Stored records:
-- start --
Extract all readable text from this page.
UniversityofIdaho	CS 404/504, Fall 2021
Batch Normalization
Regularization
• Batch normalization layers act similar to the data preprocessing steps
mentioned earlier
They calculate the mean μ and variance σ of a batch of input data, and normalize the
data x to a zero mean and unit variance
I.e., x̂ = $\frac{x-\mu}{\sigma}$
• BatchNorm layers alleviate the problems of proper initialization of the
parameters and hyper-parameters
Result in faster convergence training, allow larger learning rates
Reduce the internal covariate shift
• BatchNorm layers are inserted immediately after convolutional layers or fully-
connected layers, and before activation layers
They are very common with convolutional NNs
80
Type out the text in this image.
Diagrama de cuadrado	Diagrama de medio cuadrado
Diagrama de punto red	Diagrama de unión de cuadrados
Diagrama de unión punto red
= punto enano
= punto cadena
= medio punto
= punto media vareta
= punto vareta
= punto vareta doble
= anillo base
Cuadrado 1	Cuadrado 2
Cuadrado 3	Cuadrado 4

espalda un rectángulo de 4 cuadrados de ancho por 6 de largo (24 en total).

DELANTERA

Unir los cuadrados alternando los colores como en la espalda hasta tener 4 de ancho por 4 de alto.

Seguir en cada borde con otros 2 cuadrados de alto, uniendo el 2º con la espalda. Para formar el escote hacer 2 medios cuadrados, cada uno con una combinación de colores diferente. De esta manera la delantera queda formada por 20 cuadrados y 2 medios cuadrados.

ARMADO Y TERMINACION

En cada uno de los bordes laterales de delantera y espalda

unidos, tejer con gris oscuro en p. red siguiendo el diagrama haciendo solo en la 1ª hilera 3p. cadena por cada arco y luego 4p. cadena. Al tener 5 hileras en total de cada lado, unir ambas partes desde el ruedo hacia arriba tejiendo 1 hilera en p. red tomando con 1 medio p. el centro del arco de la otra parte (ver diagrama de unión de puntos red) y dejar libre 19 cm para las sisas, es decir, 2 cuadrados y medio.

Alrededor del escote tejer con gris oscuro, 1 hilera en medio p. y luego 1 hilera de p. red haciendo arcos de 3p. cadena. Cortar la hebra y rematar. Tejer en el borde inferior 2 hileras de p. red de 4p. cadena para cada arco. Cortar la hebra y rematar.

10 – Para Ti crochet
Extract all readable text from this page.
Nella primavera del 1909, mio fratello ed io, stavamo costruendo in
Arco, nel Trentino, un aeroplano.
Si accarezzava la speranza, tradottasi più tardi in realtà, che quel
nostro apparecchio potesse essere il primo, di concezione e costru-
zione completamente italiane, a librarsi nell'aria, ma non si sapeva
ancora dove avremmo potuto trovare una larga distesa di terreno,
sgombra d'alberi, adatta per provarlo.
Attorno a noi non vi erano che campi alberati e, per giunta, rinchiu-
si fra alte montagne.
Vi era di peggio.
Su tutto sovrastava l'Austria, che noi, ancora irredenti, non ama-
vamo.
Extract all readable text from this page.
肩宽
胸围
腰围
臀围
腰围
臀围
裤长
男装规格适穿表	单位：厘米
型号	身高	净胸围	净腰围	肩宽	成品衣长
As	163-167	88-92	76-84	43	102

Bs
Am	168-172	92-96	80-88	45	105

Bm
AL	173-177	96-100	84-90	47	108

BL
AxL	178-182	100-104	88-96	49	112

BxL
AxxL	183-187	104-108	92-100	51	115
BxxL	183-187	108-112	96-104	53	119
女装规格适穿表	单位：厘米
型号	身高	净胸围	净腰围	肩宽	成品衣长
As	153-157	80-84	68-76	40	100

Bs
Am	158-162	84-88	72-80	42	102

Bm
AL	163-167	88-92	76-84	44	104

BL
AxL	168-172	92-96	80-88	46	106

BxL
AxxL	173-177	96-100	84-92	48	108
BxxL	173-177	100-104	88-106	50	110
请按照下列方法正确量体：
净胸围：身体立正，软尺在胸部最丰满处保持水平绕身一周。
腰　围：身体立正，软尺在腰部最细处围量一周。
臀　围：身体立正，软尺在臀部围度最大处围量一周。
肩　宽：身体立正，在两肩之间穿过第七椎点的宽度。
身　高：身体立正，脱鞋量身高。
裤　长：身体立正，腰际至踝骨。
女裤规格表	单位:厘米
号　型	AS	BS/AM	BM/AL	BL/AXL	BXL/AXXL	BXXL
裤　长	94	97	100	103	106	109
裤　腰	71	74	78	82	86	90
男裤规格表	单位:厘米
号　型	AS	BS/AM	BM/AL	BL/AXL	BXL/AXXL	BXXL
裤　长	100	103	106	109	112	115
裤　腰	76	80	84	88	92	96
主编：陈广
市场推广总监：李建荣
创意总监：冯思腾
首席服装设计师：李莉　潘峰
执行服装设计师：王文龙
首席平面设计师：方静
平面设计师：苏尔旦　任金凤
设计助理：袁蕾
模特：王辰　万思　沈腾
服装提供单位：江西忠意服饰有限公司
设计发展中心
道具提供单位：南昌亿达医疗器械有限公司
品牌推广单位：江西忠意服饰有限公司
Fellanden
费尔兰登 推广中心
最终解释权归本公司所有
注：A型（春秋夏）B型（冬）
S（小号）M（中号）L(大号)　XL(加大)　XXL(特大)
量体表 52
-- end --
● Exercise brief: Reproduce the full listing word for word.

● Written response:
Extract all readable text from this page.
UniversityofIdaho	CS 404/504, Fall 2021
Batch Normalization
Regularization
• Batch normalization layers act similar to the data preprocessing steps
mentioned earlier
They calculate the mean μ and variance σ of a batch of input data, and normalize the
data x to a zero mean and unit variance
I.e., x̂ = $\frac{x-\mu}{\sigma}$
• BatchNorm layers alleviate the problems of proper initialization of the
parameters and hyper-parameters
Result in faster convergence training, allow larger learning rates
Reduce the internal covariate shift
• BatchNorm layers are inserted immediately after convolutional layers or fully-
connected layers, and before activation layers
They are very common with convolutional NNs
80
Type out the text in this image.
Diagrama de cuadrado	Diagrama de medio cuadrado
Diagrama de punto red	Diagrama de unión de cuadrados
Diagrama de unión punto red
= punto enano
= punto cadena
= medio punto
= punto media vareta
= punto vareta
= punto vareta doble
= anillo base
Cuadrado 1	Cuadrado 2
Cuadrado 3	Cuadrado 4

espalda un rectángulo de 4 cuadrados de ancho por 6 de largo (24 en total).

DELANTERA

Unir los cuadrados alternando los colores como en la espalda hasta tener 4 de ancho por 4 de alto.

Seguir en cada borde con otros 2 cuadrados de alto, uniendo el 2º con la espalda. Para formar el escote hacer 2 medios cuadrados, cada uno con una combinación de colores diferente. De esta manera la delantera queda formada por 20 cuadrados y 2 medios cuadrados.

ARMADO Y TERMINACION

En cada uno de los bordes laterales de delantera y espalda

unidos, tejer con gris oscuro en p. red siguiendo el diagrama haciendo solo en la 1ª hilera 3p. cadena por cada arco y luego 4p. cadena. Al tener 5 hileras en total de cada lado, unir ambas partes desde el ruedo hacia arriba tejiendo 1 hilera en p. red tomando con 1 medio p. el centro del arco de la otra parte (ver diagrama de unión de puntos red) y dejar libre 19 cm para las sisas, es decir, 2 cuadrados y medio.

Alrededor del escote tejer con gris oscuro, 1 hilera en medio p. y luego 1 hilera de p. red haciendo arcos de 3p. cadena. Cortar la hebra y rematar. Tejer en el borde inferior 2 hileras de p. red de 4p. cadena para cada arco. Cortar la hebra y rematar.

10 – Para Ti crochet
Extract all readable text from this page.
Nella primavera del 1909, mio fratello ed io, stavamo costruendo in
Arco, nel Trentino, un aeroplano.
Si accarezzava la speranza, tradottasi più tardi in realtà, che quel
nostro apparecchio potesse essere il primo, di concezione e costru-
zione completamente italiane, a librarsi nell'aria, ma non si sapeva
ancora dove avremmo potuto trovare una larga distesa di terreno,
sgombra d'alberi, adatta per provarlo.
Attorno a noi non vi erano che campi alberati e, per giunta, rinchiu-
si fra alte montagne.
Vi era di peggio.
Su tutto sovrastava l'Austria, che noi, ancora irredenti, non ama-
vamo.
Extract all readable text from this page.
肩宽
胸围
腰围
臀围
腰围
臀围
裤长
男装规格适穿表	单位：厘米
型号	身高	净胸围	净腰围	肩宽	成品衣长
As	163-167	88-92	76-84	43	102

Bs
Am	168-172	92-96	80-88	45	105

Bm
AL	173-177	96-100	84-90	47	108

BL
AxL	178-182	100-104	88-96	49	112

BxL
AxxL	183-187	104-108	92-100	51	115
BxxL	183-187	108-112	96-104	53	119
女装规格适穿表	单位：厘米
型号	身高	净胸围	净腰围	肩宽	成品衣长
As	153-157	80-84	68-76	40	100

Bs
Am	158-162	84-88	72-80	42	102

Bm
AL	163-167	88-92	76-84	44	104

BL
AxL	168-172	92-96	80-88	46	106

BxL
AxxL	173-177	96-100	84-92	48	108
BxxL	173-177	100-104	88-106	50	110
请按照下列方法正确量体：
净胸围：身体立正，软尺在胸部最丰满处保持水平绕身一周。
腰　围：身体立正，软尺在腰部最细处围量一周。
臀　围：身体立正，软尺在臀部围度最大处围量一周。
肩　宽：身体立正，在两肩之间穿过第七椎点的宽度。
身　高：身体立正，脱鞋量身高。
裤　长：身体立正，腰际至踝骨。
女裤规格表	单位:厘米
号　型	AS	BS/AM	BM/AL	BL/AXL	BXL/AXXL	BXXL
裤　长	94	97	100	103	106	109
裤　腰	71	74	78	82	86	90
男裤规格表	单位:厘米
号　型	AS	BS/AM	BM/AL	BL/AXL	BXL/AXXL	BXXL
裤　长	100	103	106	109	112	115
裤　腰	76	80	84	88	92	96
主编：陈广
市场推广总监：李建荣
创意总监：冯思腾
首席服装设计师：李莉　潘峰
执行服装设计师：王文龙
首席平面设计师：方静
平面设计师：苏尔旦　任金凤
设计助理：袁蕾
模特：王辰　万思　沈腾
服装提供单位：江西忠意服饰有限公司
设计发展中心
道具提供单位：南昌亿达医疗器械有限公司
品牌推广单位：江西忠意服饰有限公司
Fellanden
费尔兰登 推广中心
最终解释权归本公司所有
注：A型（春秋夏）B型（冬）
S（小号）M（中号）L(大号)　XL(加大)　XXL(特大)
量体表 52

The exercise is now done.